_Given task_
Reproduce every entry below precisely; do not include the pictures.

_Records for the exercise_

== == ==

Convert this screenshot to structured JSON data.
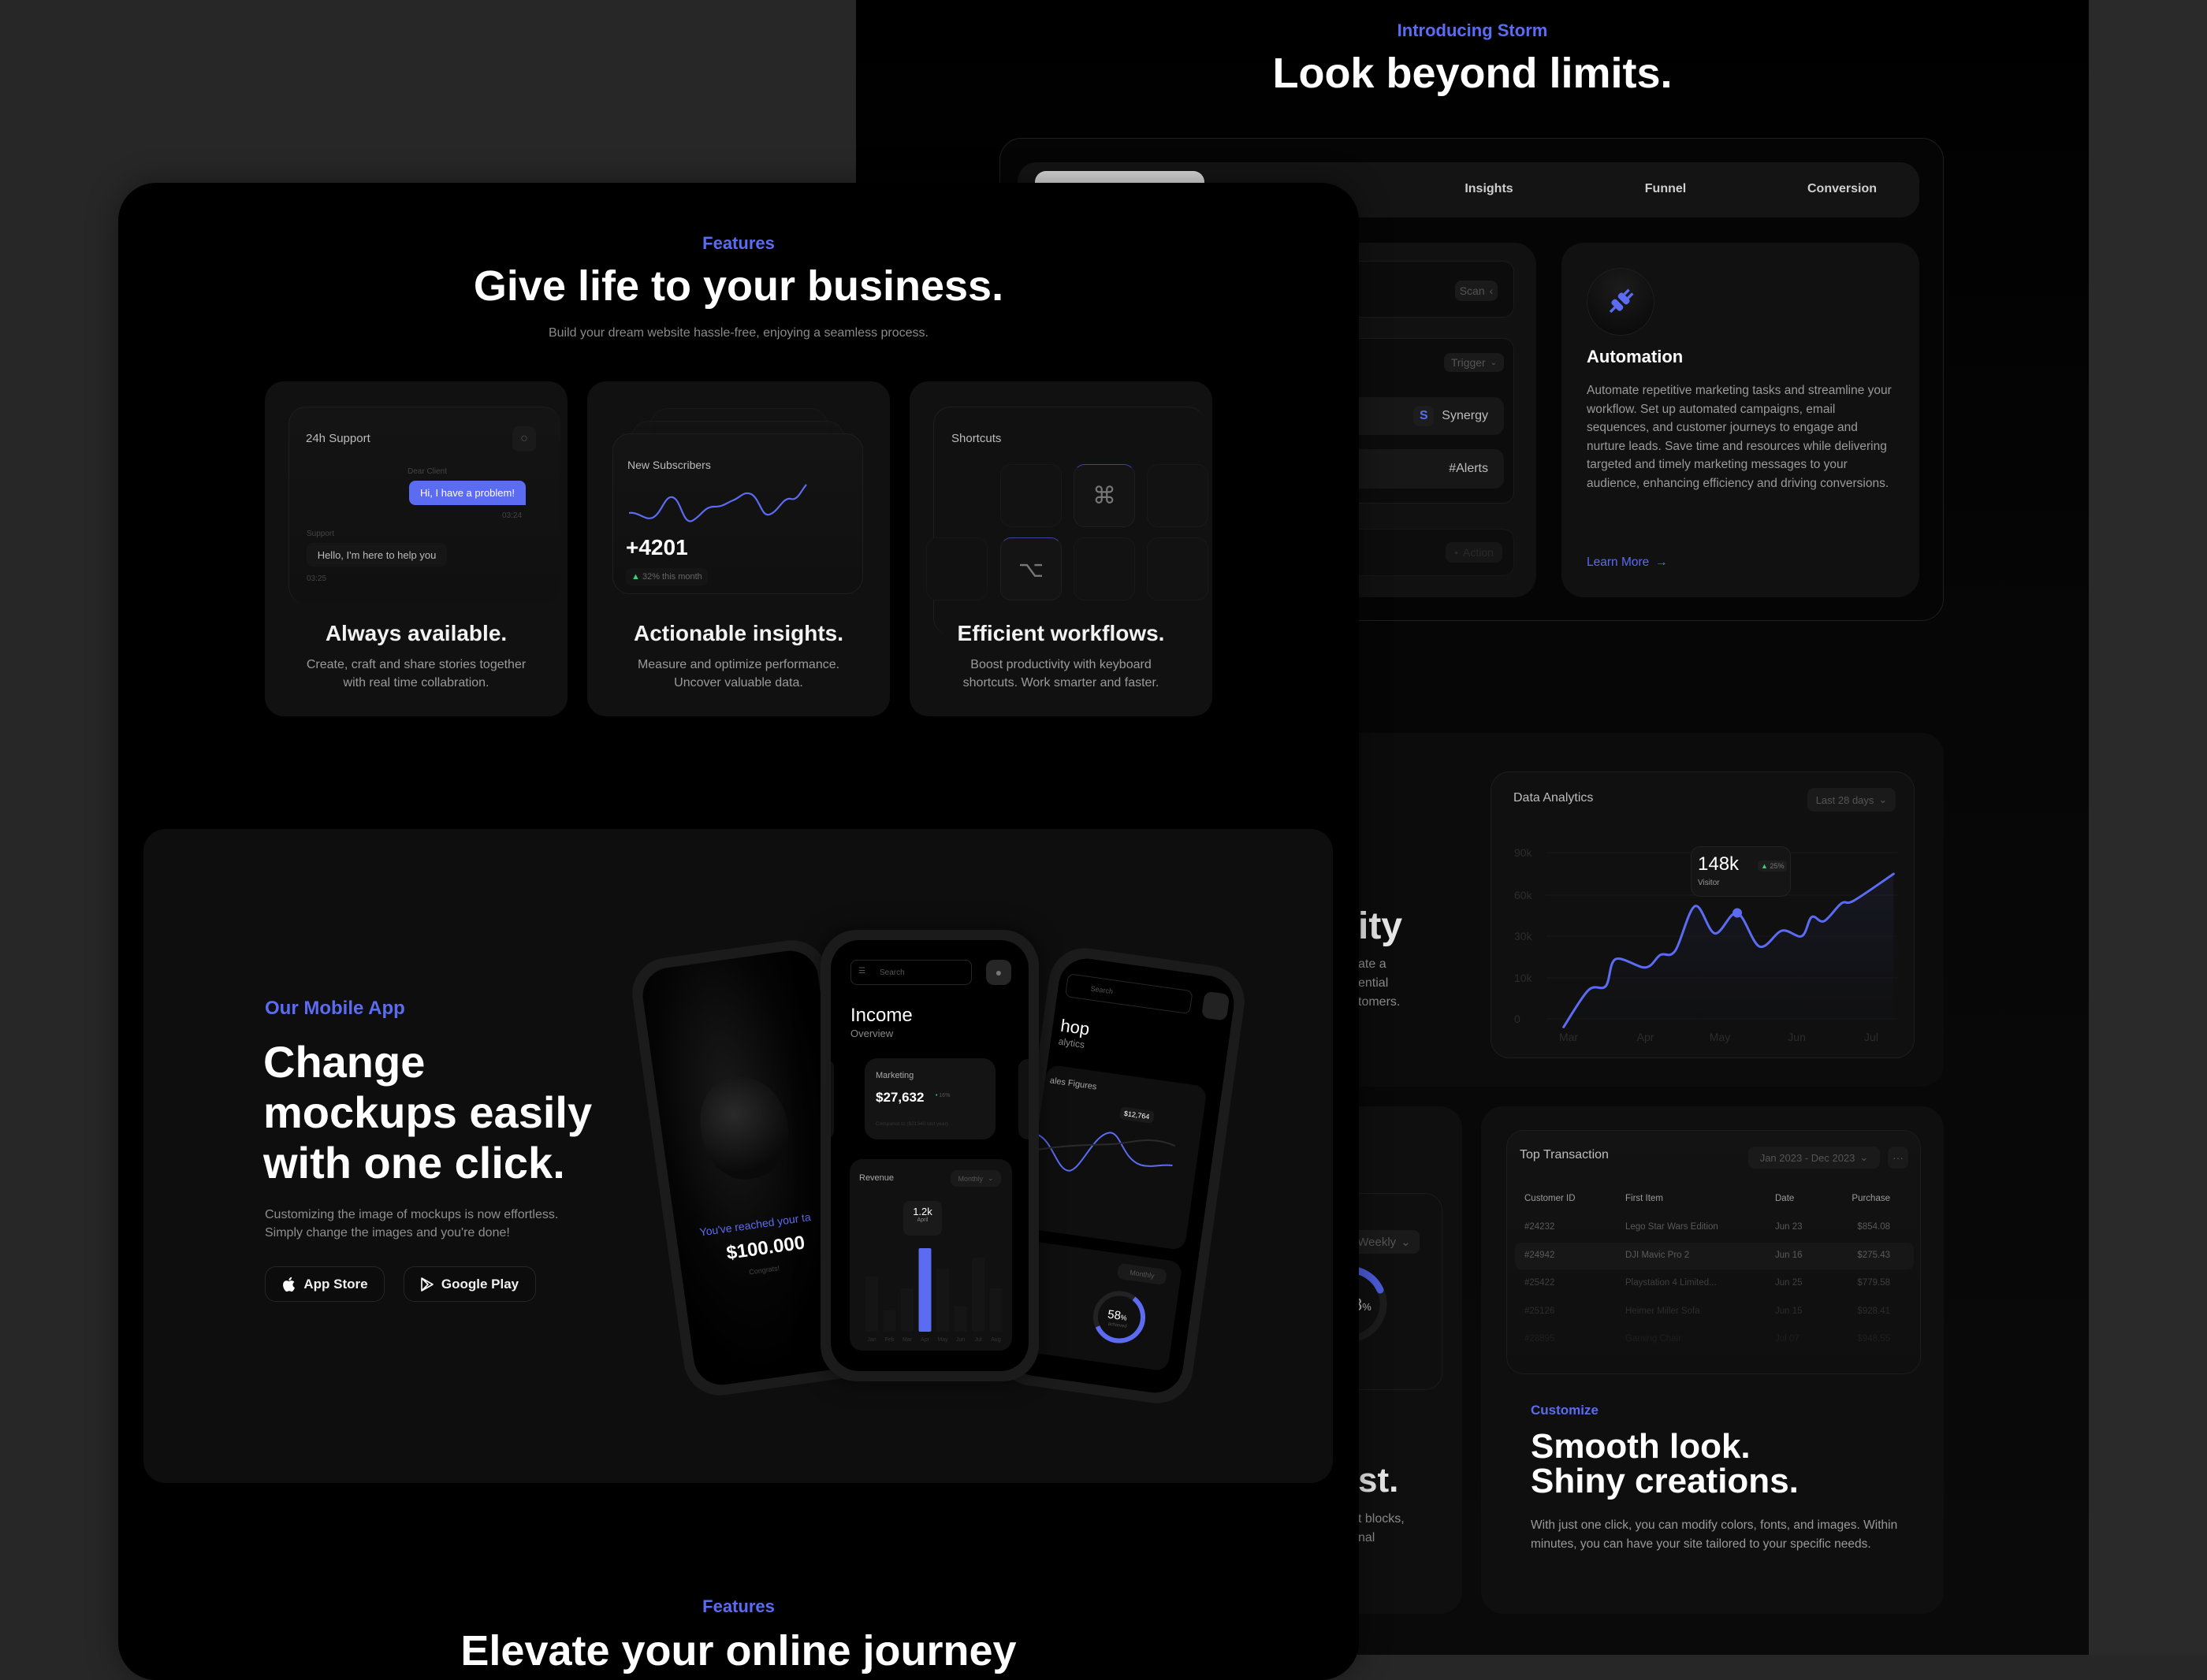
{
  "colors": {
    "accent": "#5b6cf2",
    "positive": "#3ecf7a",
    "background": "#000000",
    "card": "#111111"
  },
  "right_panel": {
    "intro_label": "Introducing Storm",
    "title": "Look beyond limits.",
    "tabs": [
      {
        "label": "Insights"
      },
      {
        "label": "Funnel"
      },
      {
        "label": "Conversion"
      }
    ],
    "workflow": {
      "scan": "Scan",
      "trigger": "Trigger",
      "synergy": "Synergy",
      "alerts": "#Alerts",
      "action": "Action"
    },
    "automation": {
      "icon": "plug-icon",
      "title": "Automation",
      "description": "Automate repetitive marketing tasks and streamline your workflow. Set up automated campaigns, email sequences, and customer journeys to engage and nurture leads. Save time and resources while delivering targeted and timely marketing messages to your audience, enhancing efficiency and driving conversions.",
      "link": "Learn More"
    },
    "analytics_partial": {
      "heading": "ity",
      "lines": [
        "ate a",
        "ential",
        "tomers."
      ]
    },
    "data_analytics": {
      "title": "Data Analytics",
      "range": "Last 28 days",
      "tooltip": {
        "value": "148k",
        "label": "Visitor",
        "change": "25%"
      }
    },
    "speed_partial": {
      "range": "Weekly",
      "percent": "8",
      "percent_sign": "%",
      "heading": "st.",
      "lines": [
        "t blocks,",
        "nal"
      ]
    },
    "transactions": {
      "title": "Top Transaction",
      "range": "Jan 2023 - Dec 2023",
      "columns": [
        "Customer ID",
        "First Item",
        "Date",
        "Purchase"
      ],
      "rows": [
        [
          "#24232",
          "Lego Star Wars Edition",
          "Jun 23",
          "$854.08"
        ],
        [
          "#24942",
          "DJI Mavic Pro 2",
          "Jun 16",
          "$275.43"
        ],
        [
          "#25422",
          "Playstation 4 Limited...",
          "Jun 25",
          "$779.58"
        ],
        [
          "#25126",
          "Heimer Miller Sofa",
          "Jun 15",
          "$928.41"
        ],
        [
          "#28895",
          "Gaming Chair",
          "Jul 07",
          "$948.55"
        ]
      ]
    },
    "customize": {
      "label": "Customize",
      "heading_lines": [
        "Smooth look.",
        "Shiny creations."
      ],
      "description": "With just one click, you can modify colors, fonts, and images. Within minutes, you can have your site tailored to your specific needs."
    }
  },
  "features": {
    "label": "Features",
    "title": "Give life to your business.",
    "subtitle": "Build your dream website hassle-free, enjoying a seamless process.",
    "cards": [
      {
        "title": "Always available.",
        "desc_lines": [
          "Create, craft and share stories together",
          "with real time collabration."
        ],
        "mock": {
          "header": "24h Support",
          "sender": "Dear Client",
          "message": "Hi, I have a problem!",
          "time1": "03:24",
          "responder": "Support",
          "reply": "Hello, I'm here to help you",
          "time2": "03:25"
        }
      },
      {
        "title": "Actionable insights.",
        "desc_lines": [
          "Measure and optimize performance.",
          "Uncover valuable data."
        ],
        "mock": {
          "header": "New Subscribers",
          "value": "+4201",
          "change": "32% this month"
        }
      },
      {
        "title": "Efficient workflows.",
        "desc_lines": [
          "Boost productivity with keyboard",
          "shortcuts. Work smarter and faster."
        ],
        "mock": {
          "header": "Shortcuts",
          "key1": "⌘",
          "key2": "⌥"
        }
      }
    ]
  },
  "mobile_app": {
    "label": "Our Mobile App",
    "heading_lines": [
      "Change",
      "mockups easily",
      "with one click."
    ],
    "desc_lines": [
      "Customizing the image of mockups is now effortless.",
      "Simply change the images and you're done!"
    ],
    "buttons": [
      {
        "label": "App Store",
        "icon": "apple-icon"
      },
      {
        "label": "Google Play",
        "icon": "google-play-icon"
      }
    ],
    "left_phone": {
      "message": "You've reached your ta",
      "amount": "$100.000",
      "note": "Congrats!"
    },
    "center_phone": {
      "search_placeholder": "Search",
      "title": "Income",
      "subtitle": "Overview",
      "marketing": {
        "label": "Marketing",
        "value": "$27,632",
        "change": "16%",
        "note": "Compared to ($21340 last year)"
      },
      "revenue": {
        "label": "Revenue",
        "period": "Monthly",
        "tooltip_value": "1.2k",
        "tooltip_label": "April"
      }
    },
    "right_phone": {
      "search_placeholder": "Search",
      "title": "hop",
      "subtitle": "alytics",
      "chart_title": "ales Figures",
      "tooltip": "$12,764",
      "period": "Monthly",
      "number": "1",
      "percent": "58",
      "percent_sign": "%",
      "percent_label": "achieved"
    }
  },
  "next_section": {
    "label": "Features",
    "title": "Elevate your online journey"
  },
  "chart_data": [
    {
      "type": "area",
      "title": "Data Analytics",
      "x_ticks": [
        "Mar",
        "Apr",
        "May",
        "Jun",
        "Jul"
      ],
      "y_ticks": [
        "0",
        "10k",
        "30k",
        "60k",
        "90k"
      ],
      "y_tick_values": [
        0,
        10,
        30,
        60,
        90
      ],
      "grid": true,
      "highlight_x": "May 8",
      "points": [
        {
          "x": "Feb 27",
          "y": -2
        },
        {
          "x": "Mar 9",
          "y": 7
        },
        {
          "x": "Mar 16",
          "y": 8
        },
        {
          "x": "Mar 20",
          "y": 19
        },
        {
          "x": "Apr 1",
          "y": 15
        },
        {
          "x": "Apr 7",
          "y": 21
        },
        {
          "x": "Apr 13",
          "y": 23
        },
        {
          "x": "Apr 21",
          "y": 52
        },
        {
          "x": "Apr 29",
          "y": 32
        },
        {
          "x": "May 8",
          "y": 47
        },
        {
          "x": "May 17",
          "y": 25
        },
        {
          "x": "May 26",
          "y": 34
        },
        {
          "x": "Jun 3",
          "y": 30
        },
        {
          "x": "Jun 7",
          "y": 44
        },
        {
          "x": "Jun 12",
          "y": 41
        },
        {
          "x": "Jun 19",
          "y": 54
        },
        {
          "x": "Jun 24",
          "y": 56
        },
        {
          "x": "Jul 10",
          "y": 75
        }
      ]
    },
    {
      "type": "bar",
      "title": "Revenue",
      "categories": [
        "Jan",
        "Feb",
        "Mar",
        "Apr",
        "May",
        "Jun",
        "Jul",
        "Aug"
      ],
      "values": [
        0.79,
        0.31,
        0.62,
        1.2,
        0.91,
        0.37,
        1.06,
        0.62
      ],
      "unit": "k",
      "highlight": "Apr"
    }
  ]
}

== == ==

_Result of the task_
Convert this screenshot to structured JSON data.
{
  "colors": {
    "accent": "#5b6cf2",
    "positive": "#3ecf7a",
    "background": "#000000",
    "card": "#111111"
  },
  "right_panel": {
    "intro_label": "Introducing Storm",
    "title": "Look beyond limits.",
    "tabs": [
      {
        "label": "Insights"
      },
      {
        "label": "Funnel"
      },
      {
        "label": "Conversion"
      }
    ],
    "workflow": {
      "scan": "Scan",
      "trigger": "Trigger",
      "synergy": "Synergy",
      "alerts": "#Alerts",
      "action": "Action"
    },
    "automation": {
      "icon": "plug-icon",
      "title": "Automation",
      "description": "Automate repetitive marketing tasks and streamline your workflow. Set up automated campaigns, email sequences, and customer journeys to engage and nurture leads. Save time and resources while delivering targeted and timely marketing messages to your audience, enhancing efficiency and driving conversions.",
      "link": "Learn More"
    },
    "analytics_partial": {
      "heading": "ity",
      "lines": [
        "ate a",
        "ential",
        "tomers."
      ]
    },
    "data_analytics": {
      "title": "Data Analytics",
      "range": "Last 28 days",
      "tooltip": {
        "value": "148k",
        "label": "Visitor",
        "change": "25%"
      }
    },
    "speed_partial": {
      "range": "Weekly",
      "percent": "8",
      "percent_sign": "%",
      "heading": "st.",
      "lines": [
        "t blocks,",
        "nal"
      ]
    },
    "transactions": {
      "title": "Top Transaction",
      "range": "Jan 2023 - Dec 2023",
      "columns": [
        "Customer ID",
        "First Item",
        "Date",
        "Purchase"
      ],
      "rows": [
        [
          "#24232",
          "Lego Star Wars Edition",
          "Jun 23",
          "$854.08"
        ],
        [
          "#24942",
          "DJI Mavic Pro 2",
          "Jun 16",
          "$275.43"
        ],
        [
          "#25422",
          "Playstation 4 Limited...",
          "Jun 25",
          "$779.58"
        ],
        [
          "#25126",
          "Heimer Miller Sofa",
          "Jun 15",
          "$928.41"
        ],
        [
          "#28895",
          "Gaming Chair",
          "Jul 07",
          "$948.55"
        ]
      ]
    },
    "customize": {
      "label": "Customize",
      "heading_lines": [
        "Smooth look.",
        "Shiny creations."
      ],
      "description": "With just one click, you can modify colors, fonts, and images. Within minutes, you can have your site tailored to your specific needs."
    }
  },
  "features": {
    "label": "Features",
    "title": "Give life to your business.",
    "subtitle": "Build your dream website hassle-free, enjoying a seamless process.",
    "cards": [
      {
        "title": "Always available.",
        "desc_lines": [
          "Create, craft and share stories together",
          "with real time collabration."
        ],
        "mock": {
          "header": "24h Support",
          "sender": "Dear Client",
          "message": "Hi, I have a problem!",
          "time1": "03:24",
          "responder": "Support",
          "reply": "Hello, I'm here to help you",
          "time2": "03:25"
        }
      },
      {
        "title": "Actionable insights.",
        "desc_lines": [
          "Measure and optimize performance.",
          "Uncover valuable data."
        ],
        "mock": {
          "header": "New Subscribers",
          "value": "+4201",
          "change": "32% this month"
        }
      },
      {
        "title": "Efficient workflows.",
        "desc_lines": [
          "Boost productivity with keyboard",
          "shortcuts. Work smarter and faster."
        ],
        "mock": {
          "header": "Shortcuts",
          "key1": "⌘",
          "key2": "⌥"
        }
      }
    ]
  },
  "mobile_app": {
    "label": "Our Mobile App",
    "heading_lines": [
      "Change",
      "mockups easily",
      "with one click."
    ],
    "desc_lines": [
      "Customizing the image of mockups is now effortless.",
      "Simply change the images and you're done!"
    ],
    "buttons": [
      {
        "label": "App Store",
        "icon": "apple-icon"
      },
      {
        "label": "Google Play",
        "icon": "google-play-icon"
      }
    ],
    "left_phone": {
      "message": "You've reached your ta",
      "amount": "$100.000",
      "note": "Congrats!"
    },
    "center_phone": {
      "search_placeholder": "Search",
      "title": "Income",
      "subtitle": "Overview",
      "marketing": {
        "label": "Marketing",
        "value": "$27,632",
        "change": "16%",
        "note": "Compared to ($21340 last year)"
      },
      "revenue": {
        "label": "Revenue",
        "period": "Monthly",
        "tooltip_value": "1.2k",
        "tooltip_label": "April"
      }
    },
    "right_phone": {
      "search_placeholder": "Search",
      "title": "hop",
      "subtitle": "alytics",
      "chart_title": "ales Figures",
      "tooltip": "$12,764",
      "period": "Monthly",
      "number": "1",
      "percent": "58",
      "percent_sign": "%",
      "percent_label": "achieved"
    }
  },
  "next_section": {
    "label": "Features",
    "title": "Elevate your online journey"
  },
  "chart_data": [
    {
      "type": "area",
      "title": "Data Analytics",
      "x_ticks": [
        "Mar",
        "Apr",
        "May",
        "Jun",
        "Jul"
      ],
      "y_ticks": [
        "0",
        "10k",
        "30k",
        "60k",
        "90k"
      ],
      "y_tick_values": [
        0,
        10,
        30,
        60,
        90
      ],
      "grid": true,
      "highlight_x": "May 8",
      "points": [
        {
          "x": "Feb 27",
          "y": -2
        },
        {
          "x": "Mar 9",
          "y": 7
        },
        {
          "x": "Mar 16",
          "y": 8
        },
        {
          "x": "Mar 20",
          "y": 19
        },
        {
          "x": "Apr 1",
          "y": 15
        },
        {
          "x": "Apr 7",
          "y": 21
        },
        {
          "x": "Apr 13",
          "y": 23
        },
        {
          "x": "Apr 21",
          "y": 52
        },
        {
          "x": "Apr 29",
          "y": 32
        },
        {
          "x": "May 8",
          "y": 47
        },
        {
          "x": "May 17",
          "y": 25
        },
        {
          "x": "May 26",
          "y": 34
        },
        {
          "x": "Jun 3",
          "y": 30
        },
        {
          "x": "Jun 7",
          "y": 44
        },
        {
          "x": "Jun 12",
          "y": 41
        },
        {
          "x": "Jun 19",
          "y": 54
        },
        {
          "x": "Jun 24",
          "y": 56
        },
        {
          "x": "Jul 10",
          "y": 75
        }
      ]
    },
    {
      "type": "bar",
      "title": "Revenue",
      "categories": [
        "Jan",
        "Feb",
        "Mar",
        "Apr",
        "May",
        "Jun",
        "Jul",
        "Aug"
      ],
      "values": [
        0.79,
        0.31,
        0.62,
        1.2,
        0.91,
        0.37,
        1.06,
        0.62
      ],
      "unit": "k",
      "highlight": "Apr"
    }
  ]
}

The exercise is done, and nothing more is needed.